Stored data:
## START
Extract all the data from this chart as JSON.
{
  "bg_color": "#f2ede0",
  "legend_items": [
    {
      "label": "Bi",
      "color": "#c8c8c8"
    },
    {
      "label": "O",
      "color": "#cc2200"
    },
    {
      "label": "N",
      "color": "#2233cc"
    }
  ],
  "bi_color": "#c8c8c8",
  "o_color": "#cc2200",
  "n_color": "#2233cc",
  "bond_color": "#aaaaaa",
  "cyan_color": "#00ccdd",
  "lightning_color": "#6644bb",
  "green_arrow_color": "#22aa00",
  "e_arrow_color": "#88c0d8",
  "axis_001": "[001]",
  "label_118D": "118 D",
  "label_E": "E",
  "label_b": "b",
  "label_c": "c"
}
## END
## START
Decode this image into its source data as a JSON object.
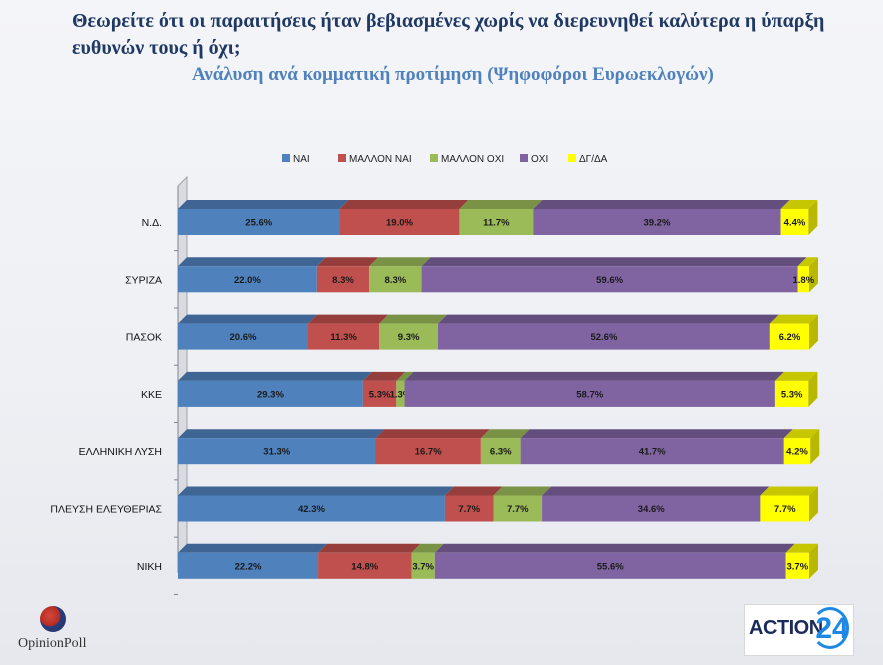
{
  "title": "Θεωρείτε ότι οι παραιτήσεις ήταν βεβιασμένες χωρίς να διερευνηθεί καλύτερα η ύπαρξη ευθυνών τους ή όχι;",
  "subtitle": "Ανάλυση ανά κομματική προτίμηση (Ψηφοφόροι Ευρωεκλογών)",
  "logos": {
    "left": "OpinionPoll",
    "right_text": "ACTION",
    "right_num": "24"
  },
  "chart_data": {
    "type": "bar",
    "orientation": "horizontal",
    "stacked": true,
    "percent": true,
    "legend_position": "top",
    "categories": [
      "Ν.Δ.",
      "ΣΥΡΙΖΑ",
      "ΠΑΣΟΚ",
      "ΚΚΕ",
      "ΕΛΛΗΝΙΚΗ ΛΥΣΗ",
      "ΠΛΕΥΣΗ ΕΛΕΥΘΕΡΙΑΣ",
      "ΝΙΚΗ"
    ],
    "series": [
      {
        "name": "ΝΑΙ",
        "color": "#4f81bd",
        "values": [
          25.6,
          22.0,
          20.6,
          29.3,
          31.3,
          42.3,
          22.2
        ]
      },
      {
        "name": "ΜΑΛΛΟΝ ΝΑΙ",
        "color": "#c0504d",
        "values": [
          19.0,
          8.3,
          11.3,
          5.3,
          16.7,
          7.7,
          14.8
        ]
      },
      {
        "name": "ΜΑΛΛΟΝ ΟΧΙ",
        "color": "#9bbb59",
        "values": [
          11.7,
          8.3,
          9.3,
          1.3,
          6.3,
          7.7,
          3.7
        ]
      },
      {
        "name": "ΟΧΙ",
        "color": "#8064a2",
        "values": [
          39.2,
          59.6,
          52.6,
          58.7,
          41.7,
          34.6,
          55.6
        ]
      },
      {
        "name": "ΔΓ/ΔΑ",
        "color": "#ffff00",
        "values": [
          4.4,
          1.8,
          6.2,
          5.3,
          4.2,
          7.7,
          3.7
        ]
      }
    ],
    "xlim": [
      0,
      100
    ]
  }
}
## END
Go through the material and copy out every line with "name" in it.

Solution to the exercise:
        "name": "ΝΑΙ",
        "name": "ΜΑΛΛΟΝ ΝΑΙ",
        "name": "ΜΑΛΛΟΝ ΟΧΙ",
        "name": "ΟΧΙ",
        "name": "ΔΓ/ΔΑ",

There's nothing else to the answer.